Without the pictures, give the entries below again exactly as written.

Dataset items
↓↓↓

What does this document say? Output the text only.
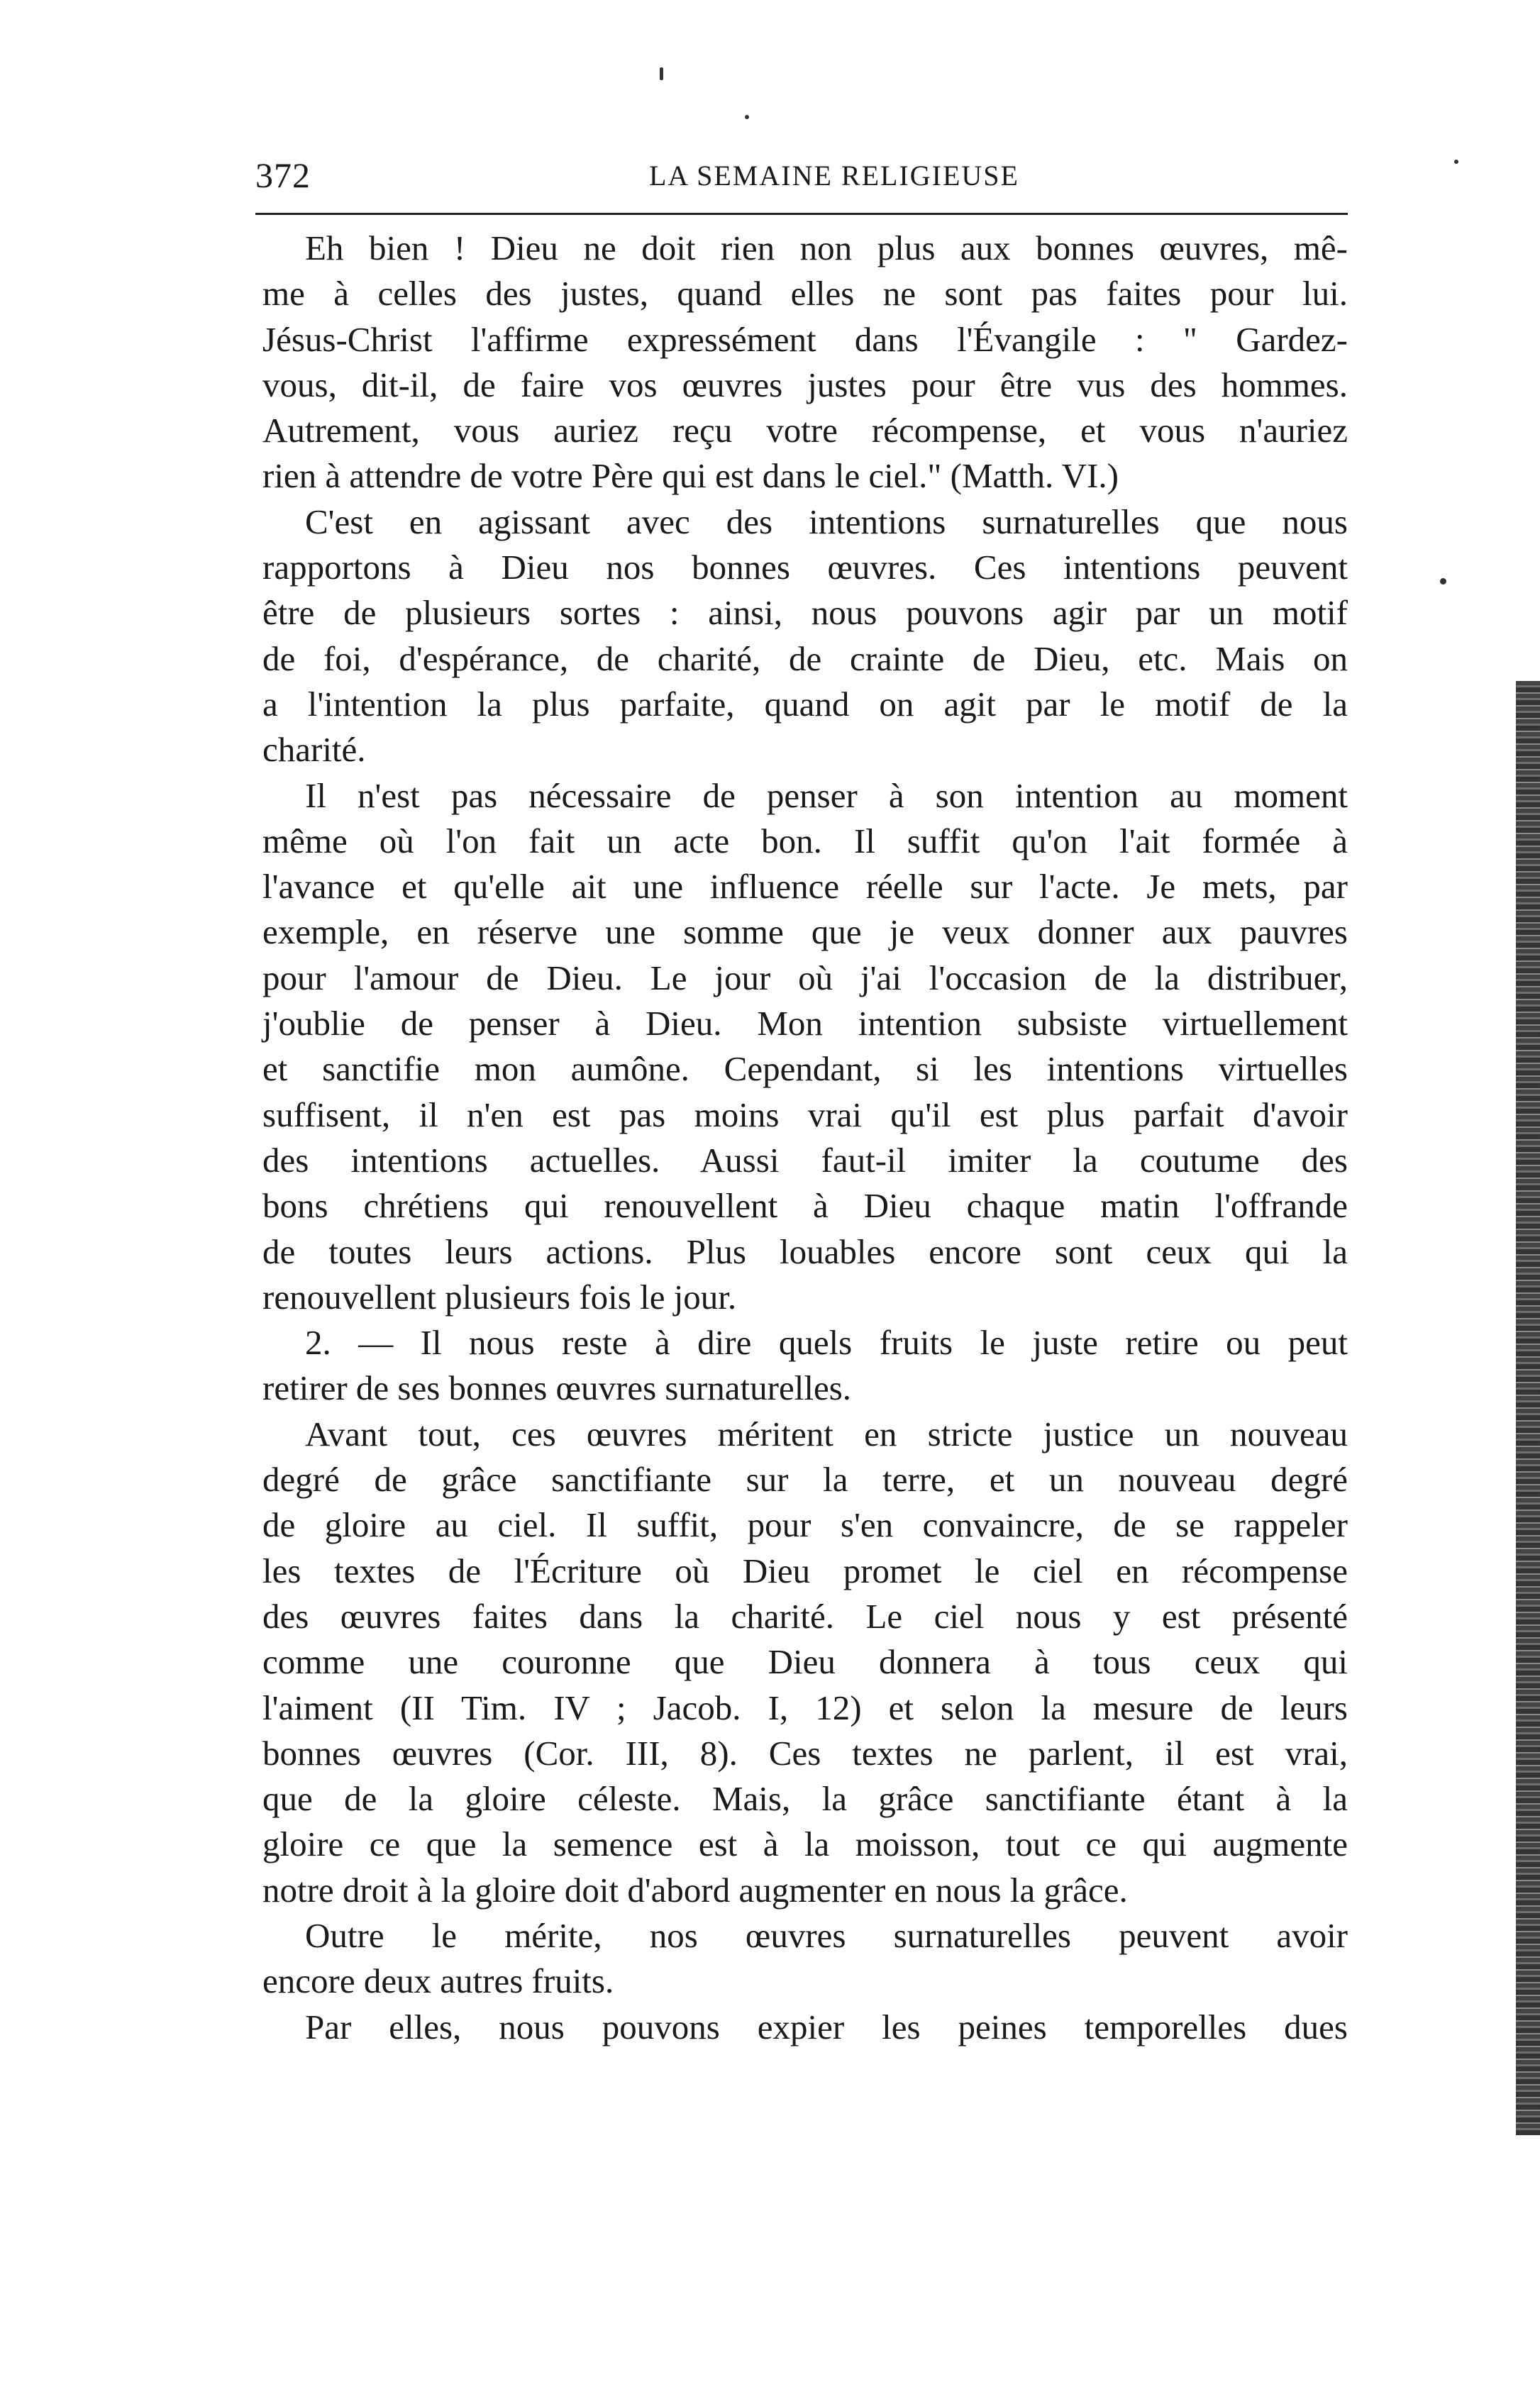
372	LA SEMAINE RELIGIEUSE
Eh bien ! Dieu ne doit rien non plus aux bonnes œuvres, mê-
me à celles des justes, quand elles ne sont pas faites pour lui.
Jésus-Christ l'affirme expressément dans l'Évangile : " Gardez-
vous, dit-il, de faire vos œuvres justes pour être vus des hommes.
Autrement, vous auriez reçu votre récompense, et vous n'auriez
rien à attendre de votre Père qui est dans le ciel." (Matth. VI.)
C'est en agissant avec des intentions surnaturelles que nous
rapportons à Dieu nos bonnes œuvres. Ces intentions peuvent
être de plusieurs sortes : ainsi, nous pouvons agir par un motif
de foi, d'espérance, de charité, de crainte de Dieu, etc. Mais on
a l'intention la plus parfaite, quand on agit par le motif de la
charité.
Il n'est pas nécessaire de penser à son intention au moment
même où l'on fait un acte bon. Il suffit qu'on l'ait formée à
l'avance et qu'elle ait une influence réelle sur l'acte. Je mets, par
exemple, en réserve une somme que je veux donner aux pauvres
pour l'amour de Dieu. Le jour où j'ai l'occasion de la distribuer,
j'oublie de penser à Dieu. Mon intention subsiste virtuellement
et sanctifie mon aumône. Cependant, si les intentions virtuelles
suffisent, il n'en est pas moins vrai qu'il est plus parfait d'avoir
des intentions actuelles. Aussi faut-il imiter la coutume des
bons chrétiens qui renouvellent à Dieu chaque matin l'offrande
de toutes leurs actions. Plus louables encore sont ceux qui la
renouvellent plusieurs fois le jour.
2. — Il nous reste à dire quels fruits le juste retire ou peut
retirer de ses bonnes œuvres surnaturelles.
Avant tout, ces œuvres méritent en stricte justice un nouveau
degré de grâce sanctifiante sur la terre, et un nouveau degré
de gloire au ciel. Il suffit, pour s'en convaincre, de se rappeler
les textes de l'Écriture où Dieu promet le ciel en récompense
des œuvres faites dans la charité. Le ciel nous y est présenté
comme une couronne que Dieu donnera à tous ceux qui
l'aiment (II Tim. IV ; Jacob. I, 12) et selon la mesure de leurs
bonnes œuvres (Cor. III, 8). Ces textes ne parlent, il est vrai,
que de la gloire céleste. Mais, la grâce sanctifiante étant à la
gloire ce que la semence est à la moisson, tout ce qui augmente
notre droit à la gloire doit d'abord augmenter en nous la grâce.
Outre le mérite, nos œuvres surnaturelles peuvent avoir
encore deux autres fruits.
Par elles, nous pouvons expier les peines temporelles dues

↑↑↑

Result:
What does this document say? Output the text only.
372	LA SEMAINE RELIGIEUSE
Eh bien ! Dieu ne doit rien non plus aux bonnes œuvres, mê-
me à celles des justes, quand elles ne sont pas faites pour lui.
Jésus-Christ l'affirme expressément dans l'Évangile : " Gardez-
vous, dit-il, de faire vos œuvres justes pour être vus des hommes.
Autrement, vous auriez reçu votre récompense, et vous n'auriez
rien à attendre de votre Père qui est dans le ciel." (Matth. VI.)
C'est en agissant avec des intentions surnaturelles que nous
rapportons à Dieu nos bonnes œuvres. Ces intentions peuvent
être de plusieurs sortes : ainsi, nous pouvons agir par un motif
de foi, d'espérance, de charité, de crainte de Dieu, etc. Mais on
a l'intention la plus parfaite, quand on agit par le motif de la
charité.
Il n'est pas nécessaire de penser à son intention au moment
même où l'on fait un acte bon. Il suffit qu'on l'ait formée à
l'avance et qu'elle ait une influence réelle sur l'acte. Je mets, par
exemple, en réserve une somme que je veux donner aux pauvres
pour l'amour de Dieu. Le jour où j'ai l'occasion de la distribuer,
j'oublie de penser à Dieu. Mon intention subsiste virtuellement
et sanctifie mon aumône. Cependant, si les intentions virtuelles
suffisent, il n'en est pas moins vrai qu'il est plus parfait d'avoir
des intentions actuelles. Aussi faut-il imiter la coutume des
bons chrétiens qui renouvellent à Dieu chaque matin l'offrande
de toutes leurs actions. Plus louables encore sont ceux qui la
renouvellent plusieurs fois le jour.
2. — Il nous reste à dire quels fruits le juste retire ou peut
retirer de ses bonnes œuvres surnaturelles.
Avant tout, ces œuvres méritent en stricte justice un nouveau
degré de grâce sanctifiante sur la terre, et un nouveau degré
de gloire au ciel. Il suffit, pour s'en convaincre, de se rappeler
les textes de l'Écriture où Dieu promet le ciel en récompense
des œuvres faites dans la charité. Le ciel nous y est présenté
comme une couronne que Dieu donnera à tous ceux qui
l'aiment (II Tim. IV ; Jacob. I, 12) et selon la mesure de leurs
bonnes œuvres (Cor. III, 8). Ces textes ne parlent, il est vrai,
que de la gloire céleste. Mais, la grâce sanctifiante étant à la
gloire ce que la semence est à la moisson, tout ce qui augmente
notre droit à la gloire doit d'abord augmenter en nous la grâce.
Outre le mérite, nos œuvres surnaturelles peuvent avoir
encore deux autres fruits.
Par elles, nous pouvons expier les peines temporelles dues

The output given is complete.